begin Data provided
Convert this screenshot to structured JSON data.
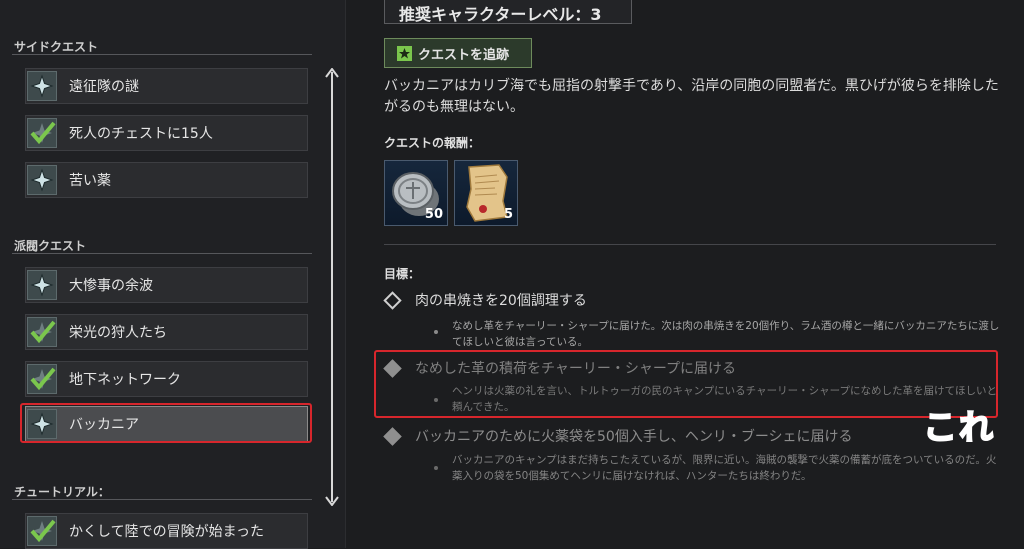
{
  "sidebar": {
    "sections": [
      {
        "title": "サイドクエスト"
      },
      {
        "title": "派閥クエスト"
      },
      {
        "title": "チュートリアル："
      }
    ],
    "items": [
      {
        "label": "遠征隊の謎",
        "icon": "compass-star-icon"
      },
      {
        "label": "死人のチェストに15人",
        "icon": "checkmark-icon"
      },
      {
        "label": "苦い薬",
        "icon": "compass-star-icon"
      },
      {
        "label": "大惨事の余波",
        "icon": "compass-star-icon"
      },
      {
        "label": "栄光の狩人たち",
        "icon": "checkmark-icon"
      },
      {
        "label": "地下ネットワーク",
        "icon": "checkmark-icon"
      },
      {
        "label": "バッカニア",
        "icon": "compass-star-icon",
        "selected": true
      },
      {
        "label": "かくして陸での冒険が始まった",
        "icon": "checkmark-icon"
      }
    ]
  },
  "detail": {
    "recommended_level": "推奨キャラクターレベル：3",
    "track_button": "クエストを追跡",
    "description": "バッカニアはカリブ海でも屈指の射撃手であり、沿岸の同胞の同盟者だ。黒ひげが彼らを排除したがるのも無理はない。",
    "rewards_title": "クエストの報酬：",
    "rewards": [
      {
        "icon": "silver-coin-icon",
        "count": "50"
      },
      {
        "icon": "treasure-map-icon",
        "count": "5"
      }
    ],
    "objectives_title": "目標：",
    "objectives": [
      {
        "title": "肉の串焼きを20個調理する",
        "description": "なめし革をチャーリー・シャープに届けた。次は肉の串焼きを20個作り、ラム酒の樽と一緒にバッカニアたちに渡してほしいと彼は言っている。"
      },
      {
        "title": "なめした革の積荷をチャーリー・シャープに届ける",
        "description": "ヘンリは火薬の礼を言い、トルトゥーガの民のキャンプにいるチャーリー・シャープになめした革を届けてほしいと頼んできた。"
      },
      {
        "title": "バッカニアのために火薬袋を50個入手し、ヘンリ・ブーシェに届ける",
        "description": "バッカニアのキャンプはまだ持ちこたえているが、限界に近い。海賊の襲撃で火薬の備蓄が底をついているのだ。火薬入りの袋を50個集めてヘンリに届けなければ、ハンターたちは終わりだ。"
      }
    ]
  },
  "annotation": {
    "text": "これ",
    "color": "#e8252b"
  },
  "colors": {
    "highlight": "#d7262c",
    "check": "#7bc74d"
  }
}
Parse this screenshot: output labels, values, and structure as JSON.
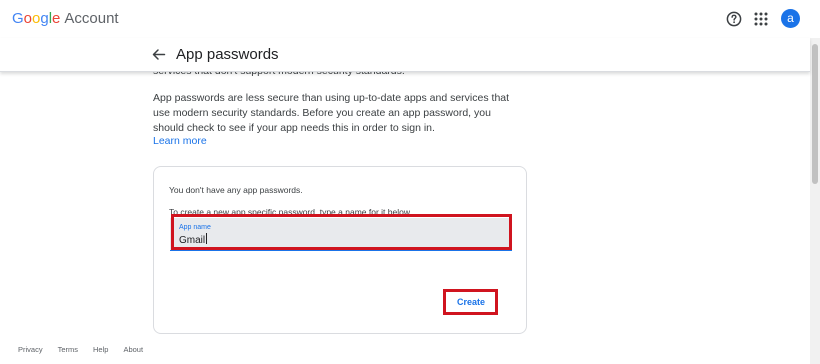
{
  "brand": {
    "letters": [
      "G",
      "o",
      "o",
      "g",
      "l",
      "e"
    ],
    "product": "Account"
  },
  "header": {
    "help_icon": "help-circle-icon",
    "apps_icon": "apps-grid-icon",
    "avatar_initial": "a"
  },
  "page": {
    "back_icon": "arrow-left-icon",
    "title": "App passwords"
  },
  "intro": {
    "partial": "services that don't support modern security standards.",
    "paragraph": "App passwords are less secure than using up-to-date apps and services that use modern security standards. Before you create an app password, you should check to see if your app needs this in order to sign in.",
    "learn_more": "Learn more"
  },
  "card": {
    "empty_message": "You don't have any app passwords.",
    "create_hint": "To create a new app specific password, type a name for it below...",
    "app_name_label": "App name",
    "app_name_value": "Gmail",
    "create_label": "Create"
  },
  "footer": {
    "links": [
      "Privacy",
      "Terms",
      "Help",
      "About"
    ]
  },
  "colors": {
    "accent": "#1a73e8",
    "highlight": "#d0141f",
    "field_bg": "#e8eaed"
  }
}
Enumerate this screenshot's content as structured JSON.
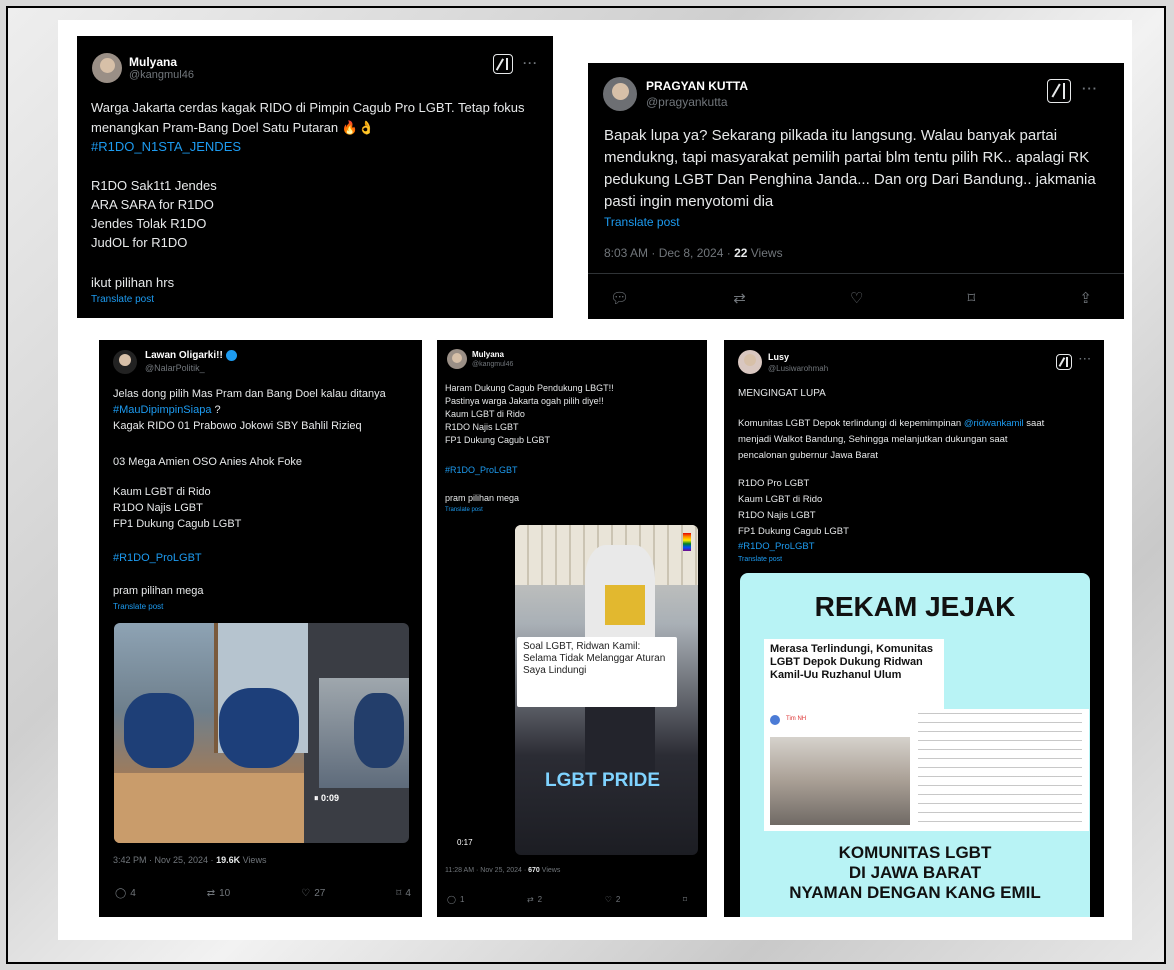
{
  "card1": {
    "name": "Mulyana",
    "handle": "@kangmul46",
    "lines": [
      "Warga Jakarta cerdas kagak RIDO di Pimpin Cagub Pro LGBT. Tetap fokus",
      "menangkan Pram-Bang Doel Satu Putaran 🔥👌"
    ],
    "hashtag": "#R1DO_N1STA_JENDES",
    "list": [
      "R1DO Sak1t1 Jendes",
      "ARA SARA for R1DO",
      "Jendes Tolak R1DO",
      "JudOL for R1DO"
    ],
    "closing": "ikut pilihan hrs",
    "translate": "Translate post"
  },
  "card2": {
    "name": "PRAGYAN KUTTA",
    "handle": "@pragyankutta",
    "lines": [
      "Bapak lupa ya? Sekarang pilkada itu langsung. Walau banyak partai",
      "mendukng, tapi masyarakat pemilih partai blm tentu pilih RK.. apalagi RK",
      "pedukung LGBT Dan Penghina Janda... Dan org Dari Bandung.. jakmania",
      "pasti ingin menyotomi dia"
    ],
    "translate": "Translate post",
    "time": "8:03 AM · Dec 8, 2024 · ",
    "views_count": "22",
    "views_label": " Views"
  },
  "card3": {
    "name": "Lawan Oligarki!!",
    "handle": "@NalarPolitik_",
    "line1": "Jelas dong pilih Mas Pram dan Bang Doel kalau ditanya",
    "hashtag1": "#MauDipimpinSiapa",
    "hashtag1_suffix": " ?",
    "line2": "Kagak RIDO 01 Prabowo Jokowi SBY Bahlil Rizieq",
    "line3": "03 Mega Amien OSO Anies Ahok Foke",
    "list": [
      "Kaum LGBT di Rido",
      "R1DO Najis LGBT",
      "FP1 Dukung Cagub LGBT"
    ],
    "hashtag2": "#R1DO_ProLGBT",
    "closing": "pram pilihan mega",
    "translate": "Translate post",
    "video_time": "⏸ 0:09",
    "time": "3:42 PM · Nov 25, 2024 · ",
    "views_count": "19.6K",
    "views_label": " Views",
    "replies": "4",
    "reposts": "10",
    "likes": "27",
    "bookmarks": "4"
  },
  "card4": {
    "name": "Mulyana",
    "handle": "@kangmul46",
    "lines": [
      "Haram Dukung Cagub Pendukung LBGT!!",
      "Pastinya warga Jakarta ogah pilih diye!!",
      "Kaum LGBT di Rido",
      "R1DO Najis LGBT",
      "FP1 Dukung Cagub LGBT"
    ],
    "hashtag": "#R1DO_ProLGBT",
    "closing": "pram pilihan mega",
    "translate": "Translate post",
    "news_caption": "Soal LGBT, Ridwan Kamil: Selama Tidak Melanggar Aturan Saya Lindungi",
    "pride_text": "LGBT PRIDE",
    "video_time": "0:17",
    "time": "11:28 AM · Nov 25, 2024 · ",
    "views_count": "670",
    "views_label": " Views",
    "replies": "1",
    "reposts": "2",
    "likes": "2"
  },
  "card5": {
    "name": "Lusy",
    "handle": "@Lusiwarohmah",
    "title_line": "MENGINGAT LUPA",
    "line1a": "Komunitas LGBT Depok terlindungi di kepemimpinan ",
    "mention": "@ridwankamil",
    "line1b": " saat",
    "line2": "menjadi Walkot Bandung, Sehingga melanjutkan dukungan saat",
    "line3": "pencalonan gubernur Jawa Barat",
    "list": [
      "R1DO Pro LGBT",
      "Kaum LGBT di Rido",
      "R1DO Najis LGBT",
      "FP1 Dukung Cagub LGBT"
    ],
    "hashtag": "#R1DO_ProLGBT",
    "translate": "Translate post",
    "poster_title": "REKAM JEJAK",
    "article_title": "Merasa Terlindungi, Komunitas LGBT Depok Dukung Ridwan Kamil-Uu Ruzhanul Ulum",
    "article_author": "Tim NH",
    "poster_footer": [
      "KOMUNITAS LGBT",
      "DI JAWA BARAT",
      "NYAMAN DENGAN KANG EMIL"
    ]
  },
  "colors": {
    "card_bg": "#000000",
    "text": "#e7e9ea",
    "muted": "#71767b",
    "link": "#1d9bf0",
    "poster_bg": "#b8f3f5"
  }
}
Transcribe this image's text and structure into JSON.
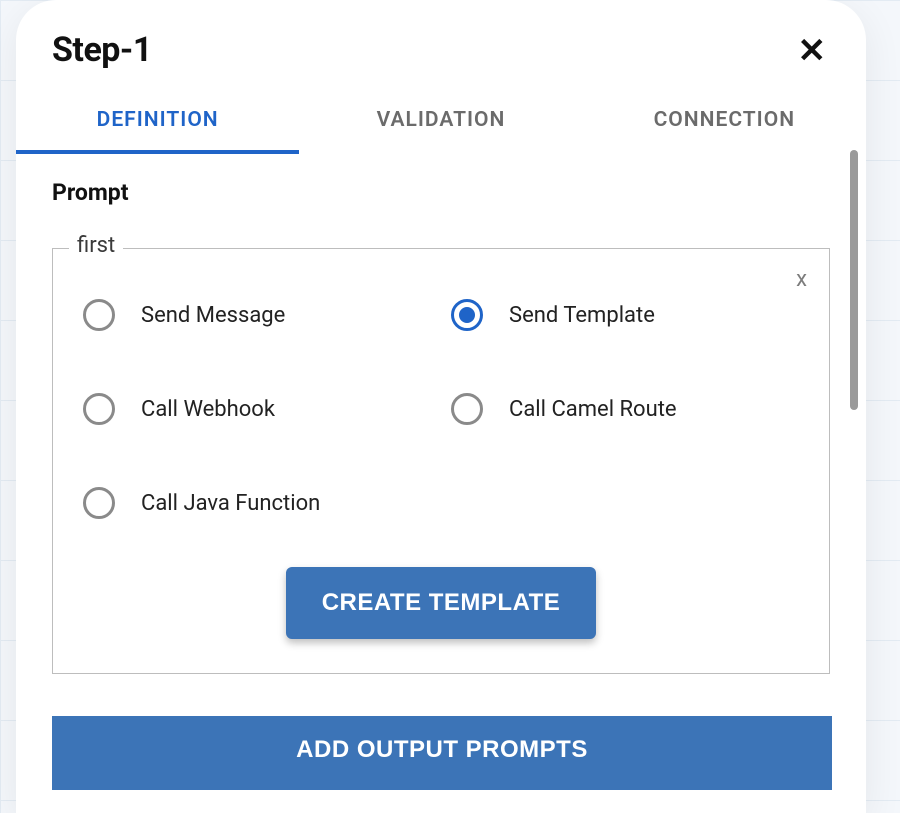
end Data provided
Reproduce the material in its entirety and word for word, without the pictures.

§ **Result of this exercise**:
Convert this screenshot to structured JSON data.
{
  "sidebar": {
    "sections": [
      {
        "title": "サイドクエスト"
      },
      {
        "title": "派閥クエスト"
      },
      {
        "title": "チュートリアル："
      }
    ],
    "items": [
      {
        "label": "遠征隊の謎",
        "icon": "compass-star-icon"
      },
      {
        "label": "死人のチェストに15人",
        "icon": "checkmark-icon"
      },
      {
        "label": "苦い薬",
        "icon": "compass-star-icon"
      },
      {
        "label": "大惨事の余波",
        "icon": "compass-star-icon"
      },
      {
        "label": "栄光の狩人たち",
        "icon": "checkmark-icon"
      },
      {
        "label": "地下ネットワーク",
        "icon": "checkmark-icon"
      },
      {
        "label": "バッカニア",
        "icon": "compass-star-icon",
        "selected": true
      },
      {
        "label": "かくして陸での冒険が始まった",
        "icon": "checkmark-icon"
      }
    ]
  },
  "detail": {
    "recommended_level": "推奨キャラクターレベル：3",
    "track_button": "クエストを追跡",
    "description": "バッカニアはカリブ海でも屈指の射撃手であり、沿岸の同胞の同盟者だ。黒ひげが彼らを排除したがるのも無理はない。",
    "rewards_title": "クエストの報酬：",
    "rewards": [
      {
        "icon": "silver-coin-icon",
        "count": "50"
      },
      {
        "icon": "treasure-map-icon",
        "count": "5"
      }
    ],
    "objectives_title": "目標：",
    "objectives": [
      {
        "title": "肉の串焼きを20個調理する",
        "description": "なめし革をチャーリー・シャープに届けた。次は肉の串焼きを20個作り、ラム酒の樽と一緒にバッカニアたちに渡してほしいと彼は言っている。"
      },
      {
        "title": "なめした革の積荷をチャーリー・シャープに届ける",
        "description": "ヘンリは火薬の礼を言い、トルトゥーガの民のキャンプにいるチャーリー・シャープになめした革を届けてほしいと頼んできた。"
      },
      {
        "title": "バッカニアのために火薬袋を50個入手し、ヘンリ・ブーシェに届ける",
        "description": "バッカニアのキャンプはまだ持ちこたえているが、限界に近い。海賊の襲撃で火薬の備蓄が底をついているのだ。火薬入りの袋を50個集めてヘンリに届けなければ、ハンターたちは終わりだ。"
      }
    ]
  },
  "annotation": {
    "text": "これ",
    "color": "#e8252b"
  },
  "colors": {
    "highlight": "#d7262c",
    "check": "#7bc74d"
  }
}
Parse this screenshot: output labels, values, and structure as JSON.
{
  "brand": {
    "letters": [
      "G",
      "o",
      "o",
      "g",
      "l",
      "e"
    ],
    "product": "Account"
  },
  "header": {
    "help_icon": "help-circle-icon",
    "apps_icon": "apps-grid-icon",
    "avatar_initial": "a"
  },
  "page": {
    "back_icon": "arrow-left-icon",
    "title": "App passwords"
  },
  "intro": {
    "partial": "services that don't support modern security standards.",
    "paragraph": "App passwords are less secure than using up-to-date apps and services that use modern security standards. Before you create an app password, you should check to see if your app needs this in order to sign in.",
    "learn_more": "Learn more"
  },
  "card": {
    "empty_message": "You don't have any app passwords.",
    "create_hint": "To create a new app specific password, type a name for it below...",
    "app_name_label": "App name",
    "app_name_value": "Gmail",
    "create_label": "Create"
  },
  "footer": {
    "links": [
      "Privacy",
      "Terms",
      "Help",
      "About"
    ]
  },
  "colors": {
    "accent": "#1a73e8",
    "highlight": "#d0141f",
    "field_bg": "#e8eaed"
  }
}
Enumerate this screenshot's content as structured JSON.
{
  "card1": {
    "name": "Mulyana",
    "handle": "@kangmul46",
    "lines": [
      "Warga Jakarta cerdas kagak RIDO di Pimpin Cagub Pro LGBT. Tetap fokus",
      "menangkan Pram-Bang Doel Satu Putaran 🔥👌"
    ],
    "hashtag": "#R1DO_N1STA_JENDES",
    "list": [
      "R1DO Sak1t1 Jendes",
      "ARA SARA for R1DO",
      "Jendes Tolak R1DO",
      "JudOL for R1DO"
    ],
    "closing": "ikut pilihan hrs",
    "translate": "Translate post"
  },
  "card2": {
    "name": "PRAGYAN KUTTA",
    "handle": "@pragyankutta",
    "lines": [
      "Bapak lupa ya? Sekarang pilkada itu langsung. Walau banyak partai",
      "mendukng, tapi masyarakat pemilih partai blm tentu pilih RK.. apalagi RK",
      "pedukung LGBT Dan Penghina Janda... Dan org Dari Bandung.. jakmania",
      "pasti ingin menyotomi dia"
    ],
    "translate": "Translate post",
    "time": "8:03 AM · Dec 8, 2024 · ",
    "views_count": "22",
    "views_label": " Views"
  },
  "card3": {
    "name": "Lawan Oligarki!!",
    "handle": "@NalarPolitik_",
    "line1": "Jelas dong pilih Mas Pram dan Bang Doel kalau ditanya",
    "hashtag1": "#MauDipimpinSiapa",
    "hashtag1_suffix": " ?",
    "line2": "Kagak RIDO 01 Prabowo Jokowi SBY Bahlil Rizieq",
    "line3": "03 Mega Amien OSO Anies Ahok Foke",
    "list": [
      "Kaum LGBT di Rido",
      "R1DO Najis LGBT",
      "FP1 Dukung Cagub LGBT"
    ],
    "hashtag2": "#R1DO_ProLGBT",
    "closing": "pram pilihan mega",
    "translate": "Translate post",
    "video_time": "⏸ 0:09",
    "time": "3:42 PM · Nov 25, 2024 · ",
    "views_count": "19.6K",
    "views_label": " Views",
    "replies": "4",
    "reposts": "10",
    "likes": "27",
    "bookmarks": "4"
  },
  "card4": {
    "name": "Mulyana",
    "handle": "@kangmul46",
    "lines": [
      "Haram Dukung Cagub Pendukung LBGT!!",
      "Pastinya warga Jakarta ogah pilih diye!!",
      "Kaum LGBT di Rido",
      "R1DO Najis LGBT",
      "FP1 Dukung Cagub LGBT"
    ],
    "hashtag": "#R1DO_ProLGBT",
    "closing": "pram pilihan mega",
    "translate": "Translate post",
    "news_caption": "Soal LGBT, Ridwan Kamil: Selama Tidak Melanggar Aturan Saya Lindungi",
    "pride_text": "LGBT PRIDE",
    "video_time": "0:17",
    "time": "11:28 AM · Nov 25, 2024 · ",
    "views_count": "670",
    "views_label": " Views",
    "replies": "1",
    "reposts": "2",
    "likes": "2"
  },
  "card5": {
    "name": "Lusy",
    "handle": "@Lusiwarohmah",
    "title_line": "MENGINGAT LUPA",
    "line1a": "Komunitas LGBT Depok terlindungi di kepemimpinan ",
    "mention": "@ridwankamil",
    "line1b": " saat",
    "line2": "menjadi Walkot Bandung, Sehingga melanjutkan dukungan saat",
    "line3": "pencalonan gubernur Jawa Barat",
    "list": [
      "R1DO Pro LGBT",
      "Kaum LGBT di Rido",
      "R1DO Najis LGBT",
      "FP1 Dukung Cagub LGBT"
    ],
    "hashtag": "#R1DO_ProLGBT",
    "translate": "Translate post",
    "poster_title": "REKAM JEJAK",
    "article_title": "Merasa Terlindungi, Komunitas LGBT Depok Dukung Ridwan Kamil-Uu Ruzhanul Ulum",
    "article_author": "Tim NH",
    "poster_footer": [
      "KOMUNITAS LGBT",
      "DI JAWA BARAT",
      "NYAMAN DENGAN KANG EMIL"
    ]
  },
  "colors": {
    "card_bg": "#000000",
    "text": "#e7e9ea",
    "muted": "#71767b",
    "link": "#1d9bf0",
    "poster_bg": "#b8f3f5"
  }
}
Transcribe this image's text and structure into JSON.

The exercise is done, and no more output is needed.